(TASK INPUTS):

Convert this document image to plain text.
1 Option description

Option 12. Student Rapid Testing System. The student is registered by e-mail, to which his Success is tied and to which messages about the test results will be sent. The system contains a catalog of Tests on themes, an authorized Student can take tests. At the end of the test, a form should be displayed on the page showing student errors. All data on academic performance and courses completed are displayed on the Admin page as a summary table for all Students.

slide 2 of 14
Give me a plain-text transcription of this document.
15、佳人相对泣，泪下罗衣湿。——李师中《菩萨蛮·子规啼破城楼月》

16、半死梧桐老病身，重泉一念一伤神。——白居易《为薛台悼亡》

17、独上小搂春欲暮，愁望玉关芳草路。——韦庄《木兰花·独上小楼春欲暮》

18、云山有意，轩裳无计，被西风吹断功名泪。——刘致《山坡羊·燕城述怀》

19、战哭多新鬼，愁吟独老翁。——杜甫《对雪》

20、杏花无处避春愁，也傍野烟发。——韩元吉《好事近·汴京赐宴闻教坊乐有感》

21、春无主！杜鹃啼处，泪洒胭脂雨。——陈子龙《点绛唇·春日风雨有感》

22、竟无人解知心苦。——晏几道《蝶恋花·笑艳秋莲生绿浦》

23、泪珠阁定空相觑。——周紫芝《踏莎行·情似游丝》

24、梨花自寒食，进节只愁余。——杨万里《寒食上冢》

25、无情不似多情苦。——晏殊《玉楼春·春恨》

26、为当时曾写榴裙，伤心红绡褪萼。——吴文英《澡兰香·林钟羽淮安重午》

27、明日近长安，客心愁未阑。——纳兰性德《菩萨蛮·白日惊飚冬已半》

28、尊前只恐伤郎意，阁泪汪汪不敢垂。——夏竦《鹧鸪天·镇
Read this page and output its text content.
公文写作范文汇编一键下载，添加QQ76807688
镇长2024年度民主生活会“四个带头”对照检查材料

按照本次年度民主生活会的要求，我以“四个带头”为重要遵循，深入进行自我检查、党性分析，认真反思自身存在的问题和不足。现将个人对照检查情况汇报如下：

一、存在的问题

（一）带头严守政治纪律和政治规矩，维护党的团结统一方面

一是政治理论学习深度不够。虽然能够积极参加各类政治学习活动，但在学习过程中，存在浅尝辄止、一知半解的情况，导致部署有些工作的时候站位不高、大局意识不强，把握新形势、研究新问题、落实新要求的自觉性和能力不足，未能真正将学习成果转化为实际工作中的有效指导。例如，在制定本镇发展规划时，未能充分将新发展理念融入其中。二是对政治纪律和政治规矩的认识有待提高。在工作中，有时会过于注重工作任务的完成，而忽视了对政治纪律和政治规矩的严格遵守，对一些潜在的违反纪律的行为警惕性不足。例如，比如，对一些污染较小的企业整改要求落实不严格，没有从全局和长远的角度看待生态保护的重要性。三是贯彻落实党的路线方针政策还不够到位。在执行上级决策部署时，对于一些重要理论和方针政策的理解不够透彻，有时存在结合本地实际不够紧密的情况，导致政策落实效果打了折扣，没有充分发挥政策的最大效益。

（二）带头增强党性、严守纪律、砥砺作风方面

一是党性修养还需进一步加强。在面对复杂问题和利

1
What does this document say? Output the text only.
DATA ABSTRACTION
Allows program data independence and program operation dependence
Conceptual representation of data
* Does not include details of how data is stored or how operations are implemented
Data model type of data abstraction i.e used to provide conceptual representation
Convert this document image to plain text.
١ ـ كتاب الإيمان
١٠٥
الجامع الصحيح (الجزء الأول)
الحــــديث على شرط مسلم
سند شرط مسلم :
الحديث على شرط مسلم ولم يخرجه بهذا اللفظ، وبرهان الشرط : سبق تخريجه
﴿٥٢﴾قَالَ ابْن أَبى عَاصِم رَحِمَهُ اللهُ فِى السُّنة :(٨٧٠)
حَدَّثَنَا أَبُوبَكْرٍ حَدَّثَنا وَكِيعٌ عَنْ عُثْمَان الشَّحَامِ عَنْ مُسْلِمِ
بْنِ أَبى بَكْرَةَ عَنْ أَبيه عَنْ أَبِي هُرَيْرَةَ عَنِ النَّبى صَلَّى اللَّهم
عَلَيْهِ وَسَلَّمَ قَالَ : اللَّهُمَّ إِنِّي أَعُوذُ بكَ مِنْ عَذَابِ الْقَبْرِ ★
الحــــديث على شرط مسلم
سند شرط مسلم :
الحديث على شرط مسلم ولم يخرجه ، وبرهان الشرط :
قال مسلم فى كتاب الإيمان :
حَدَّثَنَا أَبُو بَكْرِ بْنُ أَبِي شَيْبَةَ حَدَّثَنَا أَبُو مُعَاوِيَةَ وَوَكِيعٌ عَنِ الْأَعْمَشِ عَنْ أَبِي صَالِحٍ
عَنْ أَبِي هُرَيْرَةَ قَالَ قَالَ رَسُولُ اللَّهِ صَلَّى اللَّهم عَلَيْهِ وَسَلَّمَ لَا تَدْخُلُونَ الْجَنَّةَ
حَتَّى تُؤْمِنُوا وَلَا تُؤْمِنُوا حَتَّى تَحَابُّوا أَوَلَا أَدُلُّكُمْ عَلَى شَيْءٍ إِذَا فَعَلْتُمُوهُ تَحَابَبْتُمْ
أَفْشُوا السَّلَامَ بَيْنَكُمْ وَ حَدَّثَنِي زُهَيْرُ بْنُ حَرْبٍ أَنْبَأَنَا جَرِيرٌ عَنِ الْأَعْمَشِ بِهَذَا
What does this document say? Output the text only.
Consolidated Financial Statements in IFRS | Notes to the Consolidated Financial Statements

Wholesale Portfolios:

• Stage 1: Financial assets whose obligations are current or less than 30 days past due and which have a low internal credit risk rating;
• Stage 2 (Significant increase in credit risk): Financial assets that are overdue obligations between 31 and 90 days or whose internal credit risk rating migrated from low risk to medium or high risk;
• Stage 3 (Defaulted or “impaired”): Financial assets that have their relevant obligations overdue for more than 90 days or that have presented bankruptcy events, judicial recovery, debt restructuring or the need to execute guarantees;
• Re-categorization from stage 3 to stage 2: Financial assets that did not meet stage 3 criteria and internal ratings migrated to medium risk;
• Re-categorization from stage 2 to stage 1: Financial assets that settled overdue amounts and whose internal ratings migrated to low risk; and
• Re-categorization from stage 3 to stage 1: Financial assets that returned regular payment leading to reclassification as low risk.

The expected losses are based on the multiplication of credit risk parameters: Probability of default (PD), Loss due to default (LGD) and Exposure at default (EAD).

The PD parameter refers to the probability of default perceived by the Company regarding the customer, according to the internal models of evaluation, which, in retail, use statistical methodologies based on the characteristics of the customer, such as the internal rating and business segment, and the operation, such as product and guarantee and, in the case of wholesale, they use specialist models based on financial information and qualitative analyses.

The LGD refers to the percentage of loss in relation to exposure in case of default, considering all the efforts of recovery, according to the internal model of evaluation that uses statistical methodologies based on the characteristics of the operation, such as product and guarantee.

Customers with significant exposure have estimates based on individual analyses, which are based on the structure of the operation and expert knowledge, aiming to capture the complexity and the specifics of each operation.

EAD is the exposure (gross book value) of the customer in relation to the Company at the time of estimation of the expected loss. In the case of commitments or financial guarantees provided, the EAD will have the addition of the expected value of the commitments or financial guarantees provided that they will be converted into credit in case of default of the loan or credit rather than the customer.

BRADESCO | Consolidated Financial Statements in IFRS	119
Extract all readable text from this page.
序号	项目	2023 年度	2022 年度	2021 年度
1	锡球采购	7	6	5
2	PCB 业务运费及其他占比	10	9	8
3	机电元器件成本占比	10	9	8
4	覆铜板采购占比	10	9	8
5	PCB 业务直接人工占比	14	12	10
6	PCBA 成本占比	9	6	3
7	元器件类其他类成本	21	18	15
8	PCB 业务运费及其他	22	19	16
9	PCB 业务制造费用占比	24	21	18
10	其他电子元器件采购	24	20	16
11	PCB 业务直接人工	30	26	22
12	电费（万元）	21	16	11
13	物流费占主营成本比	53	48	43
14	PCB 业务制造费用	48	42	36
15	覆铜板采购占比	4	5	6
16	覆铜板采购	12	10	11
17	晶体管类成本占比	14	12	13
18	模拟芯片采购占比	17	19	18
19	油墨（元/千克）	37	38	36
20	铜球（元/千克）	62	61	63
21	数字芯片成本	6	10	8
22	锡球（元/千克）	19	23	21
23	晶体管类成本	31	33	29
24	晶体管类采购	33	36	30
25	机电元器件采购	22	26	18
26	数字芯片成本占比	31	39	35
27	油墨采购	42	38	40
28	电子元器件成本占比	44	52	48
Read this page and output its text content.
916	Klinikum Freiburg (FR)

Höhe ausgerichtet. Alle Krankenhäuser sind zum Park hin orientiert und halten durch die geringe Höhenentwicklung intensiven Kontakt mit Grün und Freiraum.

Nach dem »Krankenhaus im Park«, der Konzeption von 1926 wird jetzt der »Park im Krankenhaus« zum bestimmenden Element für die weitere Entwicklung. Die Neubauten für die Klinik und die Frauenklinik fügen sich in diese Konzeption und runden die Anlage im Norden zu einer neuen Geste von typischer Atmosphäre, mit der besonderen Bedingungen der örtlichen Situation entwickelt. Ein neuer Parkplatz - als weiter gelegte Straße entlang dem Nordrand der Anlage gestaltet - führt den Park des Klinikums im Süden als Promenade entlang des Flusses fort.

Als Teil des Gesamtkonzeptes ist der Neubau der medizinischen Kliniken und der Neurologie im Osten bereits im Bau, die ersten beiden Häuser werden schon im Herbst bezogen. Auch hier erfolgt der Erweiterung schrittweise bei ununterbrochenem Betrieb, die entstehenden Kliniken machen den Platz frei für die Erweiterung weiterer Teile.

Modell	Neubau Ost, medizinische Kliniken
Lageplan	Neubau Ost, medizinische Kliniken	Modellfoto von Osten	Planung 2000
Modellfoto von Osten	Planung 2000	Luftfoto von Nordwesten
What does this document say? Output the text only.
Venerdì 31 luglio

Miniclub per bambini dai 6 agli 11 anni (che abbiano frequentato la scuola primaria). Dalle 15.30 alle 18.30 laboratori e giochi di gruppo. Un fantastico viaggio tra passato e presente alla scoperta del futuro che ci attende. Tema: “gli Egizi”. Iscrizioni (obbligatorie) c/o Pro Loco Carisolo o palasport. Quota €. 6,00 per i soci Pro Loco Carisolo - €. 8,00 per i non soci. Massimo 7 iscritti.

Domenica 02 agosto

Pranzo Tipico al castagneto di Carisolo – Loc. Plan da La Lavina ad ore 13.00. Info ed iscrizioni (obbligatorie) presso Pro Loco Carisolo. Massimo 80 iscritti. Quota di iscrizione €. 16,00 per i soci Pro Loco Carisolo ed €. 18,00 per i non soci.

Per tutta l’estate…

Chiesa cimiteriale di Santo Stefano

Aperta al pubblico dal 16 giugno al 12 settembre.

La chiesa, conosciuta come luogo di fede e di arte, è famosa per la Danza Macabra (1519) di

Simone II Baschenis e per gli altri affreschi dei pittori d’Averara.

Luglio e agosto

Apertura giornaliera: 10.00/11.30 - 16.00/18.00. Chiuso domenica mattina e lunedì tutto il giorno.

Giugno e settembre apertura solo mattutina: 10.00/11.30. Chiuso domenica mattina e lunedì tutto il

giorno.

(TASK STATEMENT): Your task is to gather all lines from the entries above that hold the word "يخرجه".

(OUTPUT FOR THIS TASK):
الحديث على شرط مسلم ولم يخرجه بهذا اللفظ، وبرهان الشرط : سبق تخريجه
الحديث على شرط مسلم ولم يخرجه ، وبرهان الشرط :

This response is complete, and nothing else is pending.